##### INPUT FOR THIS TASK #####

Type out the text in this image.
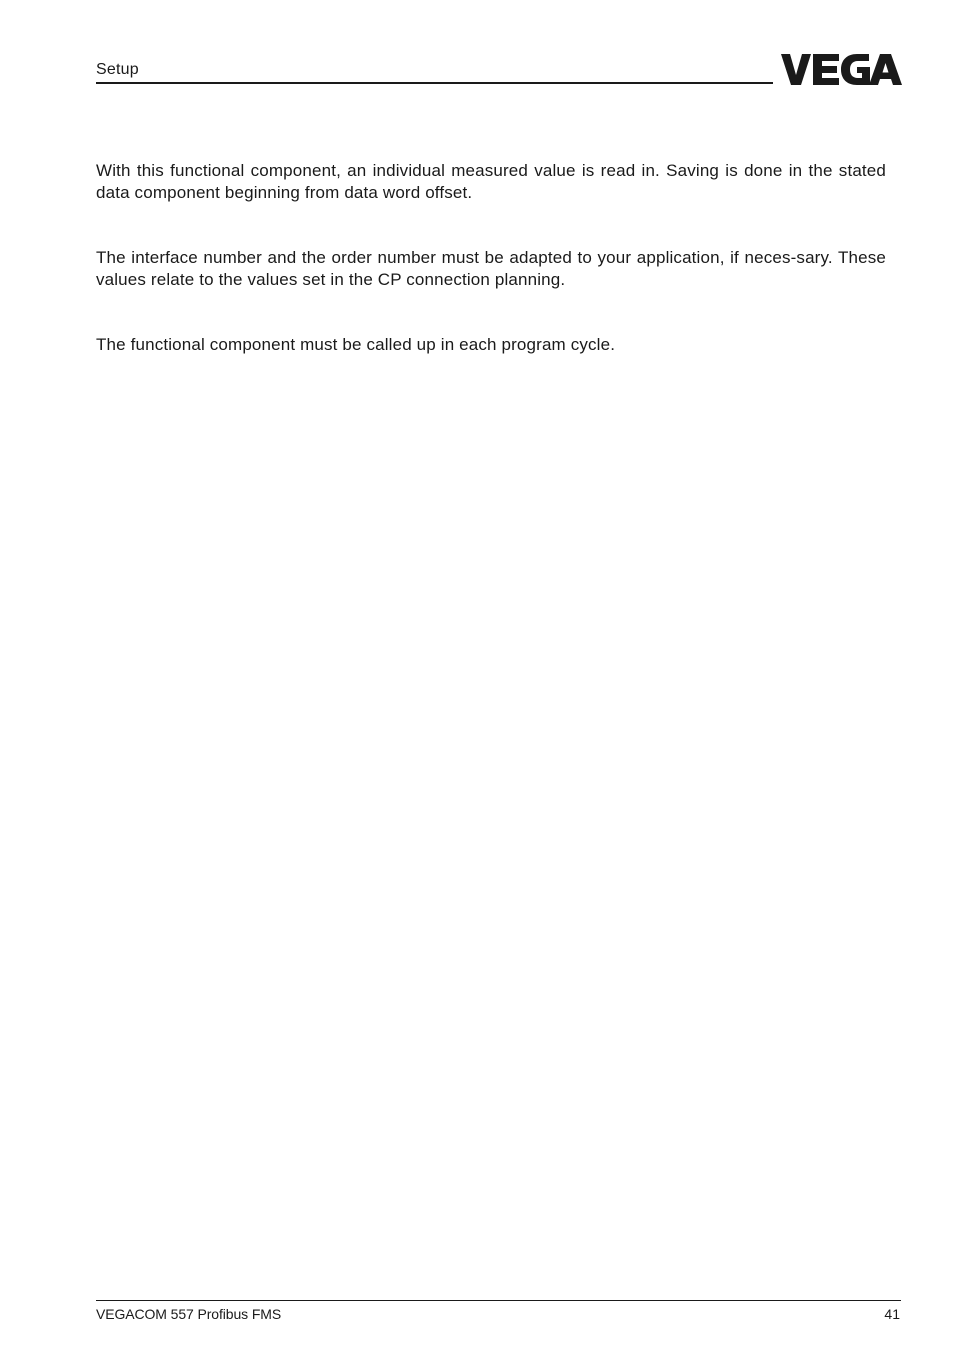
Setup

With this functional component, an individual measured value is read in. Saving is done in the stated data component beginning from data word offset.

The interface number and the order number must be adapted to your application, if neces-sary. These values relate to the values set in the CP connection planning.

The functional component must be called up in each program cycle.

VEGACOM 557 Profibus FMS	41
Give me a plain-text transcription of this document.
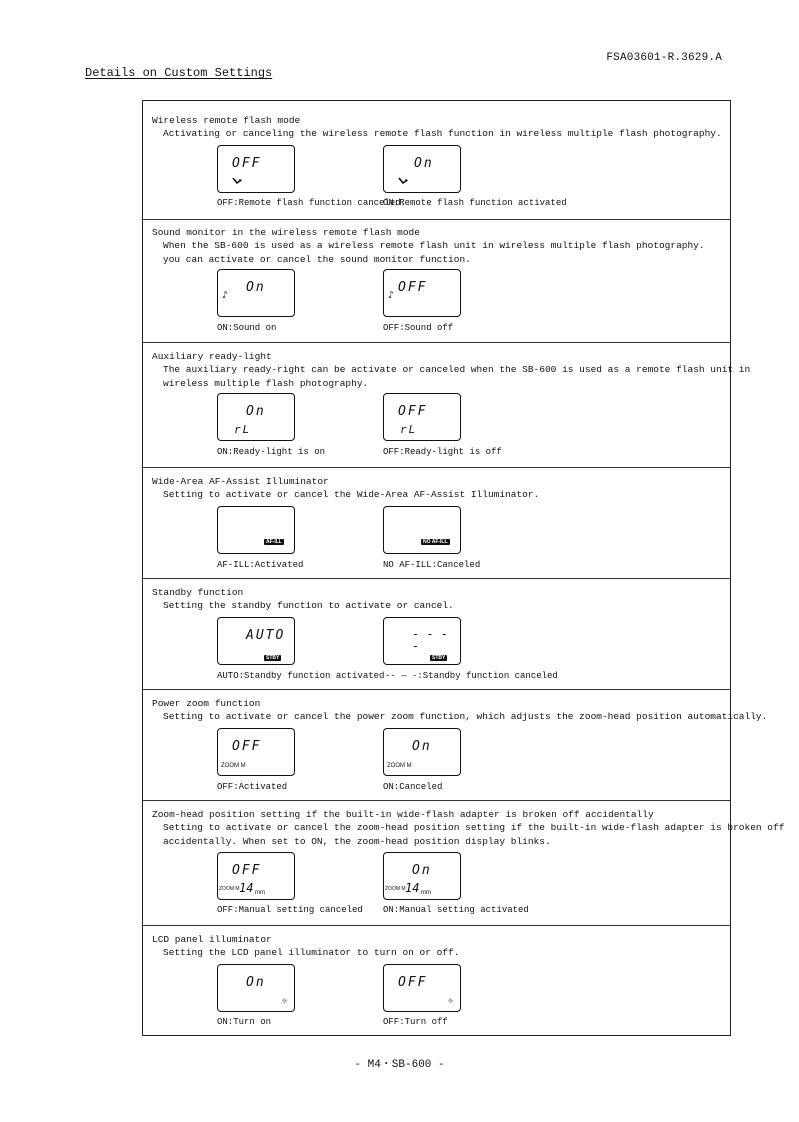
FSA03601-R.3629.A
Details on Custom Settings
Wireless remote flash mode
Activating or canceling the wireless remote flash function in wireless multiple flash photography.
OFF	On
OFF:Remote flash function canceled.
ON:Remote flash function activated
Sound monitor in the wireless remote flash mode
When the SB-600 is used as a wireless remote flash unit in wireless multiple flash photography.
you can activate or cancel the sound monitor function.
On
♪
OFF
♪
ON:Sound on	OFF:Sound off
Auxiliary ready-light
The auxiliary ready-right can be activate or canceled when the SB-600 is used as a remote flash unit in
wireless multiple flash photography.
On
rL
OFF
rL
ON:Ready-light is on	OFF:Ready-light is off
Wide-Area AF-Assist Illuminator
Setting to activate or cancel the Wide-Area AF-Assist Illuminator.
AF-ILL	NO AF-ILL
AF-ILL:Activated	NO AF-ILL:Canceled
Standby function
Setting the standby function to activate or cancel.
AUTO
STBY
- - - -
STBY
AUTO:Standby function activated -- — -:Standby function canceled
Power zoom function
Setting to activate or cancel the power zoom function, which adjusts the zoom-head position automatically.
OFF
ZOOM M
On
ZOOM M
OFF:Activated	ON:Canceled
Zoom-head position setting if the built-in wide-flash adapter is broken off accidentally
Setting to activate or cancel the zoom-head position setting if the built-in wide-flash adapter is broken off
accidentally. When set to ON, the zoom-head position display blinks.
OFF
ZOOM M 14 mm
On
ZOOM M 14 mm
OFF:Manual setting canceled ON:Manual setting activated
LCD panel illuminator
Setting the LCD panel illuminator to turn on or off.
On
☼
OFF
☼
ON:Turn on	OFF:Turn off
- M4・SB-600 -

#####

> GOAL: Return all of the data exactly as written, and drop the pictures.

> WRITTEN ANSWER:
Type out the text in this image.
Setup

With this functional component, an individual measured value is read in. Saving is done in the stated data component beginning from data word offset.

The interface number and the order number must be adapted to your application, if neces-sary. These values relate to the values set in the CP connection planning.

The functional component must be called up in each program cycle.

VEGACOM 557 Profibus FMS	41
Give me a plain-text transcription of this document.
FSA03601-R.3629.A
Details on Custom Settings
Wireless remote flash mode
Activating or canceling the wireless remote flash function in wireless multiple flash photography.
OFF	On
OFF:Remote flash function canceled.
ON:Remote flash function activated
Sound monitor in the wireless remote flash mode
When the SB-600 is used as a wireless remote flash unit in wireless multiple flash photography.
you can activate or cancel the sound monitor function.
On
♪
OFF
♪
ON:Sound on	OFF:Sound off
Auxiliary ready-light
The auxiliary ready-right can be activate or canceled when the SB-600 is used as a remote flash unit in
wireless multiple flash photography.
On
rL
OFF
rL
ON:Ready-light is on	OFF:Ready-light is off
Wide-Area AF-Assist Illuminator
Setting to activate or cancel the Wide-Area AF-Assist Illuminator.
AF-ILL	NO AF-ILL
AF-ILL:Activated	NO AF-ILL:Canceled
Standby function
Setting the standby function to activate or cancel.
AUTO
STBY
- - - -
STBY
AUTO:Standby function activated -- — -:Standby function canceled
Power zoom function
Setting to activate or cancel the power zoom function, which adjusts the zoom-head position automatically.
OFF
ZOOM M
On
ZOOM M
OFF:Activated	ON:Canceled
Zoom-head position setting if the built-in wide-flash adapter is broken off accidentally
Setting to activate or cancel the zoom-head position setting if the built-in wide-flash adapter is broken off
accidentally. When set to ON, the zoom-head position display blinks.
OFF
ZOOM M 14 mm
On
ZOOM M 14 mm
OFF:Manual setting canceled ON:Manual setting activated
LCD panel illuminator
Setting the LCD panel illuminator to turn on or off.
On
☼
OFF
☼
ON:Turn on	OFF:Turn off
- M4・SB-600 -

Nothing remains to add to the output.